* **EXERCISE AIM**
Take the listing and print it in full, exactly as given.

* **EXERCISE MATERIALS**
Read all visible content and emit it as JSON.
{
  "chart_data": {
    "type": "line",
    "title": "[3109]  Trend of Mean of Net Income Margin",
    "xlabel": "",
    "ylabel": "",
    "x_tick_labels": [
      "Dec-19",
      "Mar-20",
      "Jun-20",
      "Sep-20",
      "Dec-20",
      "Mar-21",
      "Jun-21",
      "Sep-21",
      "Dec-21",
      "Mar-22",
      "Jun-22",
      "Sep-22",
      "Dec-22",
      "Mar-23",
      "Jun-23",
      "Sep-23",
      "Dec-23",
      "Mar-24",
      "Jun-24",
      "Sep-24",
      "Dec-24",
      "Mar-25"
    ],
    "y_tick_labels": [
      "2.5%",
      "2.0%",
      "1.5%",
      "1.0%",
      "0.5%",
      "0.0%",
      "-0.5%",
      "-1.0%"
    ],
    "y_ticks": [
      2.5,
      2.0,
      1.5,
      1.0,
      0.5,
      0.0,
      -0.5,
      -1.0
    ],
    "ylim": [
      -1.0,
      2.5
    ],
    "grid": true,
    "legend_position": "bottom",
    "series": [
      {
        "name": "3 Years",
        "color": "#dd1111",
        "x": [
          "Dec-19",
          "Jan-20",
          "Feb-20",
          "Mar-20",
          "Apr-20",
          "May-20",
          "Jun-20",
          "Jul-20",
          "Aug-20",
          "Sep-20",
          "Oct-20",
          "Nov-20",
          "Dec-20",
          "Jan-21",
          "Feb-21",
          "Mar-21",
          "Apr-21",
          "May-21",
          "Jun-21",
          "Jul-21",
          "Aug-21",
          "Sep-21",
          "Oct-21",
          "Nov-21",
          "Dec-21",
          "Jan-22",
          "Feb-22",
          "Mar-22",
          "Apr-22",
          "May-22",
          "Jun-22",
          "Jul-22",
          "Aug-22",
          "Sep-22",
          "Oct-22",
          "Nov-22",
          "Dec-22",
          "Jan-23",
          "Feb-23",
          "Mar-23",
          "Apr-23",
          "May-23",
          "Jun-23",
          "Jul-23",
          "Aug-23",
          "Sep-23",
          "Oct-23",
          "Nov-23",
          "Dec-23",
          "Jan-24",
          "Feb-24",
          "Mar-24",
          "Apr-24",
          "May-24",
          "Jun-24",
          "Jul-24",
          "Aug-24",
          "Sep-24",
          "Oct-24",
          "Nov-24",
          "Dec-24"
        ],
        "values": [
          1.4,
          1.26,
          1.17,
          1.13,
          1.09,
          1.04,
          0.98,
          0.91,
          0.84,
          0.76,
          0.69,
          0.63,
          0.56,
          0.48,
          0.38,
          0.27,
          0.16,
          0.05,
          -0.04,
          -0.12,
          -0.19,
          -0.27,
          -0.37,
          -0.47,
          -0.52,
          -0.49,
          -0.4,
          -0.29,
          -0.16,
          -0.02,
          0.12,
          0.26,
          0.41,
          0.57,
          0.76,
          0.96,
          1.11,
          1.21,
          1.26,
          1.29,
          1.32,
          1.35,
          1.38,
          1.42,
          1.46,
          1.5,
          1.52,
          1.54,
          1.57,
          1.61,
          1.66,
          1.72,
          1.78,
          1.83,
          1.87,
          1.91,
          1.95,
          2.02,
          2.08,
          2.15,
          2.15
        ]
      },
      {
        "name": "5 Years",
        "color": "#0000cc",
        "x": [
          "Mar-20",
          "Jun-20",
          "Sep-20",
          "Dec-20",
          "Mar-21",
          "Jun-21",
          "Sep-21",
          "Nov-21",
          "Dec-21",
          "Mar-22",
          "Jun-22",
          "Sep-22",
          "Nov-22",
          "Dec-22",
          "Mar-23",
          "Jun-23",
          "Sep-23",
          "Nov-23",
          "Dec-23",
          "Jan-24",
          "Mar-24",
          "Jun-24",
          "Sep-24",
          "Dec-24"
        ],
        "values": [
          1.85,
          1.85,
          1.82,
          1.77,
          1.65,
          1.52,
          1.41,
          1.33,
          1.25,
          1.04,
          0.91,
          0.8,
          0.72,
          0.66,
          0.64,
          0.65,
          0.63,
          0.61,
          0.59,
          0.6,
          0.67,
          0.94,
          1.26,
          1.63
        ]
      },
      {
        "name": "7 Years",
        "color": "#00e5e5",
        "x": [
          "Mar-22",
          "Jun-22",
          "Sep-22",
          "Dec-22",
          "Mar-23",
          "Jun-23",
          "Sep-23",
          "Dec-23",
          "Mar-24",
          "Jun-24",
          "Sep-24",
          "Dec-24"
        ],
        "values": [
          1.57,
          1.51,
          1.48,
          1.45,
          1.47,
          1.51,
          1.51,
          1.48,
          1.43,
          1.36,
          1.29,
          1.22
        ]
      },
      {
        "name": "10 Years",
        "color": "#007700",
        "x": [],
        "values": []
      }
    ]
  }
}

* **COMPLETE RESPONSE**
Read all visible content and emit it as JSON.
{
  "chart_data": {
    "type": "line",
    "title": "[3109]  Trend of Mean of Net Income Margin",
    "xlabel": "",
    "ylabel": "",
    "x_tick_labels": [
      "Dec-19",
      "Mar-20",
      "Jun-20",
      "Sep-20",
      "Dec-20",
      "Mar-21",
      "Jun-21",
      "Sep-21",
      "Dec-21",
      "Mar-22",
      "Jun-22",
      "Sep-22",
      "Dec-22",
      "Mar-23",
      "Jun-23",
      "Sep-23",
      "Dec-23",
      "Mar-24",
      "Jun-24",
      "Sep-24",
      "Dec-24",
      "Mar-25"
    ],
    "y_tick_labels": [
      "2.5%",
      "2.0%",
      "1.5%",
      "1.0%",
      "0.5%",
      "0.0%",
      "-0.5%",
      "-1.0%"
    ],
    "y_ticks": [
      2.5,
      2.0,
      1.5,
      1.0,
      0.5,
      0.0,
      -0.5,
      -1.0
    ],
    "ylim": [
      -1.0,
      2.5
    ],
    "grid": true,
    "legend_position": "bottom",
    "series": [
      {
        "name": "3 Years",
        "color": "#dd1111",
        "x": [
          "Dec-19",
          "Jan-20",
          "Feb-20",
          "Mar-20",
          "Apr-20",
          "May-20",
          "Jun-20",
          "Jul-20",
          "Aug-20",
          "Sep-20",
          "Oct-20",
          "Nov-20",
          "Dec-20",
          "Jan-21",
          "Feb-21",
          "Mar-21",
          "Apr-21",
          "May-21",
          "Jun-21",
          "Jul-21",
          "Aug-21",
          "Sep-21",
          "Oct-21",
          "Nov-21",
          "Dec-21",
          "Jan-22",
          "Feb-22",
          "Mar-22",
          "Apr-22",
          "May-22",
          "Jun-22",
          "Jul-22",
          "Aug-22",
          "Sep-22",
          "Oct-22",
          "Nov-22",
          "Dec-22",
          "Jan-23",
          "Feb-23",
          "Mar-23",
          "Apr-23",
          "May-23",
          "Jun-23",
          "Jul-23",
          "Aug-23",
          "Sep-23",
          "Oct-23",
          "Nov-23",
          "Dec-23",
          "Jan-24",
          "Feb-24",
          "Mar-24",
          "Apr-24",
          "May-24",
          "Jun-24",
          "Jul-24",
          "Aug-24",
          "Sep-24",
          "Oct-24",
          "Nov-24",
          "Dec-24"
        ],
        "values": [
          1.4,
          1.26,
          1.17,
          1.13,
          1.09,
          1.04,
          0.98,
          0.91,
          0.84,
          0.76,
          0.69,
          0.63,
          0.56,
          0.48,
          0.38,
          0.27,
          0.16,
          0.05,
          -0.04,
          -0.12,
          -0.19,
          -0.27,
          -0.37,
          -0.47,
          -0.52,
          -0.49,
          -0.4,
          -0.29,
          -0.16,
          -0.02,
          0.12,
          0.26,
          0.41,
          0.57,
          0.76,
          0.96,
          1.11,
          1.21,
          1.26,
          1.29,
          1.32,
          1.35,
          1.38,
          1.42,
          1.46,
          1.5,
          1.52,
          1.54,
          1.57,
          1.61,
          1.66,
          1.72,
          1.78,
          1.83,
          1.87,
          1.91,
          1.95,
          2.02,
          2.08,
          2.15,
          2.15
        ]
      },
      {
        "name": "5 Years",
        "color": "#0000cc",
        "x": [
          "Mar-20",
          "Jun-20",
          "Sep-20",
          "Dec-20",
          "Mar-21",
          "Jun-21",
          "Sep-21",
          "Nov-21",
          "Dec-21",
          "Mar-22",
          "Jun-22",
          "Sep-22",
          "Nov-22",
          "Dec-22",
          "Mar-23",
          "Jun-23",
          "Sep-23",
          "Nov-23",
          "Dec-23",
          "Jan-24",
          "Mar-24",
          "Jun-24",
          "Sep-24",
          "Dec-24"
        ],
        "values": [
          1.85,
          1.85,
          1.82,
          1.77,
          1.65,
          1.52,
          1.41,
          1.33,
          1.25,
          1.04,
          0.91,
          0.8,
          0.72,
          0.66,
          0.64,
          0.65,
          0.63,
          0.61,
          0.59,
          0.6,
          0.67,
          0.94,
          1.26,
          1.63
        ]
      },
      {
        "name": "7 Years",
        "color": "#00e5e5",
        "x": [
          "Mar-22",
          "Jun-22",
          "Sep-22",
          "Dec-22",
          "Mar-23",
          "Jun-23",
          "Sep-23",
          "Dec-23",
          "Mar-24",
          "Jun-24",
          "Sep-24",
          "Dec-24"
        ],
        "values": [
          1.57,
          1.51,
          1.48,
          1.45,
          1.47,
          1.51,
          1.51,
          1.48,
          1.43,
          1.36,
          1.29,
          1.22
        ]
      },
      {
        "name": "10 Years",
        "color": "#007700",
        "x": [],
        "values": []
      }
    ]
  }
}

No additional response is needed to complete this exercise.